[Dataset items]
══════════════════════════════

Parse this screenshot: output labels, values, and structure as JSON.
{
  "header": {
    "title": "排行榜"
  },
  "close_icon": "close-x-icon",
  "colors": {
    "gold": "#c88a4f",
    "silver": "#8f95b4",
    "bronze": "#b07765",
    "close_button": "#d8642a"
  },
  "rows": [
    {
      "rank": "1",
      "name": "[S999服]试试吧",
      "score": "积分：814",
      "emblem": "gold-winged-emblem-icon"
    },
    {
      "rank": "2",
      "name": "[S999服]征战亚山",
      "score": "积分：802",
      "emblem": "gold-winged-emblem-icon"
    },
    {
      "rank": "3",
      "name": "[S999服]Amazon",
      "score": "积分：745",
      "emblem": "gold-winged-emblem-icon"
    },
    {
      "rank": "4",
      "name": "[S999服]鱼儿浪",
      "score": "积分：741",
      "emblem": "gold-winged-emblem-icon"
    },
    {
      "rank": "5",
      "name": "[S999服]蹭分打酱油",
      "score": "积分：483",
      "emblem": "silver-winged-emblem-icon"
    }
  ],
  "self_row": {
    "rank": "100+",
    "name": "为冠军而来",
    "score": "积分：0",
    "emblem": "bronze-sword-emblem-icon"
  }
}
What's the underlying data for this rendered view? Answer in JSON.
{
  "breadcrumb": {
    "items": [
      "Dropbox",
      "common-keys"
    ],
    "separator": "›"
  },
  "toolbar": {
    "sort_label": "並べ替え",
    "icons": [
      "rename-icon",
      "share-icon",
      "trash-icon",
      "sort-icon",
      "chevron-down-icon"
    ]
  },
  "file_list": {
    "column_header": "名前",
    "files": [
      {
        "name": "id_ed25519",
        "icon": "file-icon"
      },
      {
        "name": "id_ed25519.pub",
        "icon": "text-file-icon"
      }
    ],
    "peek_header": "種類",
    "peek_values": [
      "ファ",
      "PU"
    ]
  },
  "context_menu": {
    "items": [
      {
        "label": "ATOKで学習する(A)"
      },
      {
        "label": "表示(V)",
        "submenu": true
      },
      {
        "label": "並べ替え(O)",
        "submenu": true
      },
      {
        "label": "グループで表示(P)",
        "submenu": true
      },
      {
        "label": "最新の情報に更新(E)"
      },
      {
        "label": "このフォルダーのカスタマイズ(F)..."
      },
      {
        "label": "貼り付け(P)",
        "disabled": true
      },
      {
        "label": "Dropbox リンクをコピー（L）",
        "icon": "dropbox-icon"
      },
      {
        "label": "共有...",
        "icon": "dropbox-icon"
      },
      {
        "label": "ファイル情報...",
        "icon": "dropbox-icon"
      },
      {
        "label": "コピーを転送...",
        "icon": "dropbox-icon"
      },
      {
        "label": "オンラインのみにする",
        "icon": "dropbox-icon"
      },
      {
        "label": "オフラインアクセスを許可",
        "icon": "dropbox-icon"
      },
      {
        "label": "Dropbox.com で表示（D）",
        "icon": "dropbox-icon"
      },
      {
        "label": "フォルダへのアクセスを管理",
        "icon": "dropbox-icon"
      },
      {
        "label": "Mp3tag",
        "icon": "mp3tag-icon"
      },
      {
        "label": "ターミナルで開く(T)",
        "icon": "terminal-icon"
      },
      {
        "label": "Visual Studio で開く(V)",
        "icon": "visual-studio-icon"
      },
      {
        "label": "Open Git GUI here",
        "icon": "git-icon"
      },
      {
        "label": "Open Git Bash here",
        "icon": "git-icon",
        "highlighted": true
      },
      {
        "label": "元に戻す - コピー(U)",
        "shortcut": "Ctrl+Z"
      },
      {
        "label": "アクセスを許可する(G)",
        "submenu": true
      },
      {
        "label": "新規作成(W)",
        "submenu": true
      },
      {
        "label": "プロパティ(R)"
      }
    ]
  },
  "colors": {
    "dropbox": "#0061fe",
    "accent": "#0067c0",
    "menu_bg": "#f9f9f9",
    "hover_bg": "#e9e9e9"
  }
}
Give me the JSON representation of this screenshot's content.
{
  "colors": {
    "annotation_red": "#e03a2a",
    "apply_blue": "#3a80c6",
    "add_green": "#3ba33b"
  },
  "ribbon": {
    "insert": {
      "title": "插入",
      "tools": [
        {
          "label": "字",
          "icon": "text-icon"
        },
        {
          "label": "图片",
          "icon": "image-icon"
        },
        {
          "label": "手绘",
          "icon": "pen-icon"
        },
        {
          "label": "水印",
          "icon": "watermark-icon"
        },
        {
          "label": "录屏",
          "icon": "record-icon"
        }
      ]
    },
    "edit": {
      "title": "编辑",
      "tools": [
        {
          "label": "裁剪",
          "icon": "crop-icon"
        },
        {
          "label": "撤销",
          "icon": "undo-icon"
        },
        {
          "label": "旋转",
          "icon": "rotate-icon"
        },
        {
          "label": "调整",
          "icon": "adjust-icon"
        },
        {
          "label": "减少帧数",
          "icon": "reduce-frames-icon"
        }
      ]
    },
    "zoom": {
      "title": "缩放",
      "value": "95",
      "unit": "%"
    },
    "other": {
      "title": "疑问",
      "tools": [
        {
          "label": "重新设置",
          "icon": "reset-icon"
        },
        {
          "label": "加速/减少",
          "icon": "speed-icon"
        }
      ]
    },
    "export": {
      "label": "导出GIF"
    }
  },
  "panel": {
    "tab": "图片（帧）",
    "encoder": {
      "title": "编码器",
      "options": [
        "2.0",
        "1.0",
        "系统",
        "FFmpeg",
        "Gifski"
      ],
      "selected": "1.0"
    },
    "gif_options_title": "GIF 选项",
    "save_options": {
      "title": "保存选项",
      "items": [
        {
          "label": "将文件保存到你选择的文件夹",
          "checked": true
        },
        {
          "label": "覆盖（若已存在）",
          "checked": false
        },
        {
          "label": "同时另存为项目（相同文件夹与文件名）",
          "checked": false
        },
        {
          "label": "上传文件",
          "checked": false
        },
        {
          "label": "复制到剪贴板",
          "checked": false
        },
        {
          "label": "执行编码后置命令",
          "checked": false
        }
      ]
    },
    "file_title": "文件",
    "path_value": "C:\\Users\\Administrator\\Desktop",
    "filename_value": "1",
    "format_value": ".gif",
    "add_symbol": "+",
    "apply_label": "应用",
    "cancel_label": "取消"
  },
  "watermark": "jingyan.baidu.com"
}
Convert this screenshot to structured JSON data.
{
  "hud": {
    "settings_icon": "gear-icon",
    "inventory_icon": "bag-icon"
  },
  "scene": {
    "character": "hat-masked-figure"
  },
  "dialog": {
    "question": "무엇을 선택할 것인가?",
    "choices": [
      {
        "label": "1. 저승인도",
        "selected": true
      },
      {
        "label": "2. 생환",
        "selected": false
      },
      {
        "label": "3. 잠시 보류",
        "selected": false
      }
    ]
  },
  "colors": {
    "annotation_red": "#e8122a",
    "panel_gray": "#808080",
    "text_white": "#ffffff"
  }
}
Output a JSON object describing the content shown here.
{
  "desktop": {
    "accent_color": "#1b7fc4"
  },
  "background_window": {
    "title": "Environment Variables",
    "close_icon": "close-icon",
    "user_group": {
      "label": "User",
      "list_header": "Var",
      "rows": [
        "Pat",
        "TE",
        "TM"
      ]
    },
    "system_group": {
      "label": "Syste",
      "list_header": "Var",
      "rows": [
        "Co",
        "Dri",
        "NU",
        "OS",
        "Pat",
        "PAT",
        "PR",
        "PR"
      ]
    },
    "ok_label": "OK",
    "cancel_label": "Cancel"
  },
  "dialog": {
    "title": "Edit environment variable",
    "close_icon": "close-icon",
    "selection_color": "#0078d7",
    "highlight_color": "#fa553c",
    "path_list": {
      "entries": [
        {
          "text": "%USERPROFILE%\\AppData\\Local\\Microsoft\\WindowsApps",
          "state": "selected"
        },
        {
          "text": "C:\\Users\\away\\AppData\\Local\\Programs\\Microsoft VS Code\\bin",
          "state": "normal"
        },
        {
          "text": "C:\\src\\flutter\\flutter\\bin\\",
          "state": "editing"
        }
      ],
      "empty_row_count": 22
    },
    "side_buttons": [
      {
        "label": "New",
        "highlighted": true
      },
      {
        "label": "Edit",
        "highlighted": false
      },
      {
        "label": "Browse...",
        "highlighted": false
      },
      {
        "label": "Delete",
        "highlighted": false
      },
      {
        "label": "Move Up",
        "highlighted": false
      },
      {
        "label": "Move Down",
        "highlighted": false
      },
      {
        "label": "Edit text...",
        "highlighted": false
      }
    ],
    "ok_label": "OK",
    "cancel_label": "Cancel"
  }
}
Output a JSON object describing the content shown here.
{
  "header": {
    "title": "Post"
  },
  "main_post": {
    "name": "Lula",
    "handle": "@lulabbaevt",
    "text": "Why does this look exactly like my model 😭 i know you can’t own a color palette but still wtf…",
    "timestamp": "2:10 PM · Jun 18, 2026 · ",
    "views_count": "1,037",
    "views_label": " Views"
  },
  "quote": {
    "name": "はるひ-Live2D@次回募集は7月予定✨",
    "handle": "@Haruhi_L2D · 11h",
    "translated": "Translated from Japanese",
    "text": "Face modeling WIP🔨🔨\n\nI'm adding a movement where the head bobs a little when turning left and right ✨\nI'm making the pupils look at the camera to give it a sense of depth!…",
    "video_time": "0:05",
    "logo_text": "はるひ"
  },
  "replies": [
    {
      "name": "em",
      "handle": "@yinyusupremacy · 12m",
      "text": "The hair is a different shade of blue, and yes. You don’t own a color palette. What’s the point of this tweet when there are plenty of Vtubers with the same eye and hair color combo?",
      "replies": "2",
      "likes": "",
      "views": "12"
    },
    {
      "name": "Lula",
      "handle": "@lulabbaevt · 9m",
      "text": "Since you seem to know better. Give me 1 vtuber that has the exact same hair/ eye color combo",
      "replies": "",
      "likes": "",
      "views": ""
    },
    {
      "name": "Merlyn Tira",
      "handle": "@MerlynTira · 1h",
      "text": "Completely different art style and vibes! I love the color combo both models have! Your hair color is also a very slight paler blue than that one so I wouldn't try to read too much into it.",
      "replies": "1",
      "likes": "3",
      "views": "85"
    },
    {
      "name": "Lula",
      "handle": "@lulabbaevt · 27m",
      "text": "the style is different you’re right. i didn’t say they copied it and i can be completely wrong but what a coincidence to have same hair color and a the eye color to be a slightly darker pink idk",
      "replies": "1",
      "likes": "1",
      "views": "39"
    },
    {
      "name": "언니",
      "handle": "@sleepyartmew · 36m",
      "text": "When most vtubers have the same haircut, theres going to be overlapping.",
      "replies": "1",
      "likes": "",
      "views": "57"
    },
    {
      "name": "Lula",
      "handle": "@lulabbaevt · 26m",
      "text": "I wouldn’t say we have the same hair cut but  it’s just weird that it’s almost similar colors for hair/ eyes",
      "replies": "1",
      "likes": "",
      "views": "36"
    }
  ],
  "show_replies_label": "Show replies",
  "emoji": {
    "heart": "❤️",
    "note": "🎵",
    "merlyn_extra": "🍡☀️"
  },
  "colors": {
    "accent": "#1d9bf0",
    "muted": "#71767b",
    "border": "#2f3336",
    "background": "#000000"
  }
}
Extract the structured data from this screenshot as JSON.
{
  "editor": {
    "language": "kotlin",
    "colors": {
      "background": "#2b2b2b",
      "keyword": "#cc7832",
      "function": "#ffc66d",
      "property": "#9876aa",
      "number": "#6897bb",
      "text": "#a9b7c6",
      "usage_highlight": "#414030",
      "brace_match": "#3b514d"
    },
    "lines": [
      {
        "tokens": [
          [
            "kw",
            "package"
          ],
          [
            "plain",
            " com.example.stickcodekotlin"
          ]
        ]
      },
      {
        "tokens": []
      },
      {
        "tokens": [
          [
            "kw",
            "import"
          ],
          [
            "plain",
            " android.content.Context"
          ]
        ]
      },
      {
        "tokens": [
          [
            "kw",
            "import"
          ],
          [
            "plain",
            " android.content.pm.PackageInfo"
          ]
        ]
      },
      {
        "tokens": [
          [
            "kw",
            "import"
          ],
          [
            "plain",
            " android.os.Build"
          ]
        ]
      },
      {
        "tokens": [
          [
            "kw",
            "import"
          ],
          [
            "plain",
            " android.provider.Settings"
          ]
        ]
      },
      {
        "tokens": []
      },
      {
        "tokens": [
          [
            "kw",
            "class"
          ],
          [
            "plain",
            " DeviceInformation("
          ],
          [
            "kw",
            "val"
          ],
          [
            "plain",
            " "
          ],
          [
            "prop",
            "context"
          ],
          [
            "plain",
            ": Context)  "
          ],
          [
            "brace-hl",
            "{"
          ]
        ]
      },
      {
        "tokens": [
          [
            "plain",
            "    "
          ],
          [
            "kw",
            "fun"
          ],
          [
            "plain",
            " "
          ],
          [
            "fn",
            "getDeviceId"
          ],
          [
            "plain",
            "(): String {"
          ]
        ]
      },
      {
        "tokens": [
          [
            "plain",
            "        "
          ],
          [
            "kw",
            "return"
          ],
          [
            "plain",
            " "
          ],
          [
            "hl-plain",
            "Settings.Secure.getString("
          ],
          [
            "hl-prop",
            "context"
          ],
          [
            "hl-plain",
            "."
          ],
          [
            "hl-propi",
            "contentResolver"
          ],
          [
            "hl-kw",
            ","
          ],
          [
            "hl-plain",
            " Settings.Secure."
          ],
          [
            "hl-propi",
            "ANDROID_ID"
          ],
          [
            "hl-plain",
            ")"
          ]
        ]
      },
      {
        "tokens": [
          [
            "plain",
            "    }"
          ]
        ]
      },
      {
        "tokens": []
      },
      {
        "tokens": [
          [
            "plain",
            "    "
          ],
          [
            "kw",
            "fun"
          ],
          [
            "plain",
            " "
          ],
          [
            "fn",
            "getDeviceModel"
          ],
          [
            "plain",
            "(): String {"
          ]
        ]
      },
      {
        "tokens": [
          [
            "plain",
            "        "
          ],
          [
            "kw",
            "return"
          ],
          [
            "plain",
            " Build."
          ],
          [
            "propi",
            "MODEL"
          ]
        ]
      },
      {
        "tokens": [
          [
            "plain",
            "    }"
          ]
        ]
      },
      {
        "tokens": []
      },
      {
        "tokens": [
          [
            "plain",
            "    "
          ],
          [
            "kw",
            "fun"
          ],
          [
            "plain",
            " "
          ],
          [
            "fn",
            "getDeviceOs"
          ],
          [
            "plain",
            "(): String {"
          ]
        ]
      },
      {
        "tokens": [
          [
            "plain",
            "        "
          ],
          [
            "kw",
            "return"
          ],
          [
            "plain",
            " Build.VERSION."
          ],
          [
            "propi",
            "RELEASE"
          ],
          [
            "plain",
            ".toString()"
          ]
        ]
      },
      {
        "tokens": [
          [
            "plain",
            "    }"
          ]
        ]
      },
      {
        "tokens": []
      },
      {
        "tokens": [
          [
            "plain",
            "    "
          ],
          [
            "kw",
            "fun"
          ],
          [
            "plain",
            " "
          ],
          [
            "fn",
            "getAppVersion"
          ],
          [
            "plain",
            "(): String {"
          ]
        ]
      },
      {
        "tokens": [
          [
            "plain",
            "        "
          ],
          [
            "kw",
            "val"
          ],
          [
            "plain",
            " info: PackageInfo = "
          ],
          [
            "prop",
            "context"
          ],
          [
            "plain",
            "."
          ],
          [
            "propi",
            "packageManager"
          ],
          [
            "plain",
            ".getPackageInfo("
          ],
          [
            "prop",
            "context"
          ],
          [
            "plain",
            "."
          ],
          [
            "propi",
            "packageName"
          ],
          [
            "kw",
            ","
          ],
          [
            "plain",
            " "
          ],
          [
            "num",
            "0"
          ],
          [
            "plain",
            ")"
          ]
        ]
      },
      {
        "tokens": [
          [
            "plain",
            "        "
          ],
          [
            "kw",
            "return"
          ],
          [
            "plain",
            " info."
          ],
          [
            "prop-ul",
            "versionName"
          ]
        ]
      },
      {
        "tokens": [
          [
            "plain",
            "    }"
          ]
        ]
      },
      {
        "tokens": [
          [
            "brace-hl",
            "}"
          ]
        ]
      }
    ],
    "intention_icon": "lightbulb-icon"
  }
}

══════════════════════════════

_Problem description_
Locate the word "palette" in the records and collect each line it appears in.

_Solution for this task_
    "text": "Why does this look exactly like my model 😭 i know you can’t own a color palette but still wtf…",
      "text": "The hair is a different shade of blue, and yes. You don’t own a color palette. What’s the point of this tweet when there are plenty of Vtubers with the same eye and hair color combo?",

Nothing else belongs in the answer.